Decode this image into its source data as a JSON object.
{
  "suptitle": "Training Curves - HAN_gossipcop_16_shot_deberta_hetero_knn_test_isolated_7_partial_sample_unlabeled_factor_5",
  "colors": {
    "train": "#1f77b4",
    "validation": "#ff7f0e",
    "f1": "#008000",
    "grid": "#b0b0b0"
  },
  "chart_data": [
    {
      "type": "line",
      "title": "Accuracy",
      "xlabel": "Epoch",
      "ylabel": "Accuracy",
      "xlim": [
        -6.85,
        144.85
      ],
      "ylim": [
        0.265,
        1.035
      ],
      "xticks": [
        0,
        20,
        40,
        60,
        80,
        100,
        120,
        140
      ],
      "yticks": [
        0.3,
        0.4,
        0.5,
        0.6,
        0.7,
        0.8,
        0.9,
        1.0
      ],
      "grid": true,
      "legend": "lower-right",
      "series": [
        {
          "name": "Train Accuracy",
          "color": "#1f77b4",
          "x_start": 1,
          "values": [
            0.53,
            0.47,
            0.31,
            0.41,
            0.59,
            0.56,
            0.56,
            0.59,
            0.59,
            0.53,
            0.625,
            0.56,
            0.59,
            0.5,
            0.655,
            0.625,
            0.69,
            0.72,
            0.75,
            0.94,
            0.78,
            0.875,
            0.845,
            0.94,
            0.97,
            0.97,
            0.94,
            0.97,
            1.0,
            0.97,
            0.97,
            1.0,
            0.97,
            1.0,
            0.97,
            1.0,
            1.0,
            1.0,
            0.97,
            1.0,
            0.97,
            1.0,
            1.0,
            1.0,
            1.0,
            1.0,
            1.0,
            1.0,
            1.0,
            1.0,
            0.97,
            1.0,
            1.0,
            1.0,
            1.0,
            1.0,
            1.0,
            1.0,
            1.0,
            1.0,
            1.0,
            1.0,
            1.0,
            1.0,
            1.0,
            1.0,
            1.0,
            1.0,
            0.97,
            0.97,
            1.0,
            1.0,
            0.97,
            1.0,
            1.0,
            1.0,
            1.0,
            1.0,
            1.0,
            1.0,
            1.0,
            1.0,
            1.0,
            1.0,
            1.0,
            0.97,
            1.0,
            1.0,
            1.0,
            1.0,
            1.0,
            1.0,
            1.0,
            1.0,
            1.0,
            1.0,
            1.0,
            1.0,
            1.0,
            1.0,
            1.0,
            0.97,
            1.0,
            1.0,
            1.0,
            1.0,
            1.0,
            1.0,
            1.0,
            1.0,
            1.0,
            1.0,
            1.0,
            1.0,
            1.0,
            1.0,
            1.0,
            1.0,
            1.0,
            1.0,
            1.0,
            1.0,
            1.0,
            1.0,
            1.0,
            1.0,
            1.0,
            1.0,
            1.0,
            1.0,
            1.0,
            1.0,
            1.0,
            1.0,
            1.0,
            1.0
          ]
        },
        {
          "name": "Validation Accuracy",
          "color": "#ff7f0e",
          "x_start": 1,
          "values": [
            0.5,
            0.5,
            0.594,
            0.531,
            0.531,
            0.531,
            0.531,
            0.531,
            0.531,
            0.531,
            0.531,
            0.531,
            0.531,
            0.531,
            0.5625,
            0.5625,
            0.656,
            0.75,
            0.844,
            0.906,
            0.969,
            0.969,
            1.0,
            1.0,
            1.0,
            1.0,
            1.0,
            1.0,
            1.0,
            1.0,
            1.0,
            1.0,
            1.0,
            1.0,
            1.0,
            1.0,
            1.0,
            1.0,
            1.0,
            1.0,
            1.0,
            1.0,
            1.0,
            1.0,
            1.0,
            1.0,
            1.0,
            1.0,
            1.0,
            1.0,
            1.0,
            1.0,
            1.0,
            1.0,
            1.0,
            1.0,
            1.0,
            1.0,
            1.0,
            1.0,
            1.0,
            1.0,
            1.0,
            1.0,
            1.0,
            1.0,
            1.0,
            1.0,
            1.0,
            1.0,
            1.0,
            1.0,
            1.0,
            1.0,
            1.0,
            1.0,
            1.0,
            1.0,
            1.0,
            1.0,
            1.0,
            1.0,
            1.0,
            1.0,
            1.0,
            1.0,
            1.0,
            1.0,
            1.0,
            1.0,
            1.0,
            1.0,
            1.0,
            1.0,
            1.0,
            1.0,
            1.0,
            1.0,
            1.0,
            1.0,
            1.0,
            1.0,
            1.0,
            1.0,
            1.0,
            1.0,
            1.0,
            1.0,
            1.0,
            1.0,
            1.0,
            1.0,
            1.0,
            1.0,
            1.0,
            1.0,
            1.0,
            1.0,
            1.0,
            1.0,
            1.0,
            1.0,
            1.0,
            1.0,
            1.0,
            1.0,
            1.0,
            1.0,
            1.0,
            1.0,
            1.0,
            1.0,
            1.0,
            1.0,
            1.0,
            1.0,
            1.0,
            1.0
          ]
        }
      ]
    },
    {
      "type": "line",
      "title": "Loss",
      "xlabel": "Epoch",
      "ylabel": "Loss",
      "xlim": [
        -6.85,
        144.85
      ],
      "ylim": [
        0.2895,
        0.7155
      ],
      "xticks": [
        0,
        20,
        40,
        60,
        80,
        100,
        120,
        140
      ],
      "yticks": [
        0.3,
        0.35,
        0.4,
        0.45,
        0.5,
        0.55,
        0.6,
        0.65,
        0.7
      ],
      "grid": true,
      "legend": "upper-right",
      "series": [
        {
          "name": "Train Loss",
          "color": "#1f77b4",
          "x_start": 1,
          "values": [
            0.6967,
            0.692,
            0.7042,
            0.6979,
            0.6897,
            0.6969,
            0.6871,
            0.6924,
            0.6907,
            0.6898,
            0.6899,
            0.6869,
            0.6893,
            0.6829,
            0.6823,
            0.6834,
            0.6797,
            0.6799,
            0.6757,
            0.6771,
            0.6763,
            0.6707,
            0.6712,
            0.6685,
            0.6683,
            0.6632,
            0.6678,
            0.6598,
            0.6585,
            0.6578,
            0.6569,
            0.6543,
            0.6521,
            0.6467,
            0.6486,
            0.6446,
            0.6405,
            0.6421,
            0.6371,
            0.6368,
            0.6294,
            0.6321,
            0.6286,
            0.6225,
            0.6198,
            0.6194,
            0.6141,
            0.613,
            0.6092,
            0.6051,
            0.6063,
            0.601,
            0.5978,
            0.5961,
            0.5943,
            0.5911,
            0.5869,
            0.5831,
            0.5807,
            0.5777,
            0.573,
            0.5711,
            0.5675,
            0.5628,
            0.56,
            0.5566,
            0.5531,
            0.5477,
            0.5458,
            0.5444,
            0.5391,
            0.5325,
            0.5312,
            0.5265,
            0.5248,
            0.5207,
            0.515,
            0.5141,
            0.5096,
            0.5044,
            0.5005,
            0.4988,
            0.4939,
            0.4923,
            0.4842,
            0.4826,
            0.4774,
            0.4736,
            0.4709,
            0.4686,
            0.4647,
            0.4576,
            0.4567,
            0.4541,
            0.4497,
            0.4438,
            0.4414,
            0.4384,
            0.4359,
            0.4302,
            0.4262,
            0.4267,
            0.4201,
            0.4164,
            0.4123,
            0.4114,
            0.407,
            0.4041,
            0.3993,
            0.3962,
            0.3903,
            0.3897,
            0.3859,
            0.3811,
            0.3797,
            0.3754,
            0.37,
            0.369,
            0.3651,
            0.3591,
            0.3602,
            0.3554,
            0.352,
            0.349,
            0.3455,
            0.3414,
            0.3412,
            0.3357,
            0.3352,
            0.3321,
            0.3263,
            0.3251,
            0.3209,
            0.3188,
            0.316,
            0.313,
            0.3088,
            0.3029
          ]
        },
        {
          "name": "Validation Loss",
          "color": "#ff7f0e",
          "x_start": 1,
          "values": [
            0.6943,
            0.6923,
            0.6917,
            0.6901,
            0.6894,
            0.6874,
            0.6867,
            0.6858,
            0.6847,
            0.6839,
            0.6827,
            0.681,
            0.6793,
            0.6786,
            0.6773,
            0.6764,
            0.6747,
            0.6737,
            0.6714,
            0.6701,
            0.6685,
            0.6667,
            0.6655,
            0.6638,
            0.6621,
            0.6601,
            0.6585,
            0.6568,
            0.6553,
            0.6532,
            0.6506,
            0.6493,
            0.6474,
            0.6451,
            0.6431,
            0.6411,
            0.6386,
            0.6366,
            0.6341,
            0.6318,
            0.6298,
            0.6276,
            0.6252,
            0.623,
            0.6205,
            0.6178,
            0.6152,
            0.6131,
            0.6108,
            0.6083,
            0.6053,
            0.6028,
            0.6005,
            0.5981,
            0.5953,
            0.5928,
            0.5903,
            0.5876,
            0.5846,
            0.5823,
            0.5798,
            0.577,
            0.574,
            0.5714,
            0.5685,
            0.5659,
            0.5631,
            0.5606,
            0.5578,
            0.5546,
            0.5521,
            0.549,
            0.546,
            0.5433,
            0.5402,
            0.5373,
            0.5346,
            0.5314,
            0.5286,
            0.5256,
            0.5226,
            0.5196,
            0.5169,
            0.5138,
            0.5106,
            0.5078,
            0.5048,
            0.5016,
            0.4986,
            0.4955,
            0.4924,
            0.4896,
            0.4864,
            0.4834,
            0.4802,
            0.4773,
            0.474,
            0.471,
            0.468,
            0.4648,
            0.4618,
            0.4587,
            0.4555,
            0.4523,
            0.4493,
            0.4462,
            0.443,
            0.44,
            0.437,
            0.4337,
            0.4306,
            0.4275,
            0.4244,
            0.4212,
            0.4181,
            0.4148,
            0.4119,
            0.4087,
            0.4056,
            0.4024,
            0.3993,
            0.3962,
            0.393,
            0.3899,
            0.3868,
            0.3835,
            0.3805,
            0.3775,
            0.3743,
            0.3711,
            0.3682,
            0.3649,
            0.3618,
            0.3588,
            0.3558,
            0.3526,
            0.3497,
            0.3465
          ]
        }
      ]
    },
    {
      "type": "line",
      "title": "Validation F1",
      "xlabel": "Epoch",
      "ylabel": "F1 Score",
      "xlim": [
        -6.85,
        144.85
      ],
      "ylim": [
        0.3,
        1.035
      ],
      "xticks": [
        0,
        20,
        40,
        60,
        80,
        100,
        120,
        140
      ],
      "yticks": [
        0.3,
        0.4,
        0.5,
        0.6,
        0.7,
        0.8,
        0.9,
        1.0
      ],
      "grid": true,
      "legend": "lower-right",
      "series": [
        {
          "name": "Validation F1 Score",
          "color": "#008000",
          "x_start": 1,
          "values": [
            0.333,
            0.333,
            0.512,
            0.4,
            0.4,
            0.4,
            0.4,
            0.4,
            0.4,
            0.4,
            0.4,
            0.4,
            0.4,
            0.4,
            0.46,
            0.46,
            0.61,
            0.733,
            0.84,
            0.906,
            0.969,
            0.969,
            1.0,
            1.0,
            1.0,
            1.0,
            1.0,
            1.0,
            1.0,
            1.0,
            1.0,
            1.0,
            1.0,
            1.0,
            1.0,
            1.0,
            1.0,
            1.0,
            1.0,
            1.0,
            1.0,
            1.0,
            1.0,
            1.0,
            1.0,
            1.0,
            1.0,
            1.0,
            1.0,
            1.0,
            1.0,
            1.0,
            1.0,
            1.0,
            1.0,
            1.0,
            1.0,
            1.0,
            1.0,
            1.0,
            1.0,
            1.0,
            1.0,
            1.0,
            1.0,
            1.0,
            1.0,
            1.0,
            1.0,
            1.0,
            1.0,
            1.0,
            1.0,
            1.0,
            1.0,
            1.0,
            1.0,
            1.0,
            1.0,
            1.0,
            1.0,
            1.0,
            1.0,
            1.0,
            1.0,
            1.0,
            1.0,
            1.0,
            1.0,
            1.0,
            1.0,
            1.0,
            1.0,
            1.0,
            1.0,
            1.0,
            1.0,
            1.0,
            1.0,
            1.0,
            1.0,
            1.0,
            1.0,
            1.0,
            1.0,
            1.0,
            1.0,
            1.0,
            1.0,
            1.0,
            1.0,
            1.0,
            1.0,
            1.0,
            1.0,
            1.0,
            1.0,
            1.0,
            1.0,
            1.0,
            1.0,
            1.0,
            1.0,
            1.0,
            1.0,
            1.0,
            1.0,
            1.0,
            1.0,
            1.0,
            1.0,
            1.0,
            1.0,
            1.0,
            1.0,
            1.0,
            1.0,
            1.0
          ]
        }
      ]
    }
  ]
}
_ _ _ _
Across the material above, how many lines include the string "ylabel"? Only the number is wanted.

3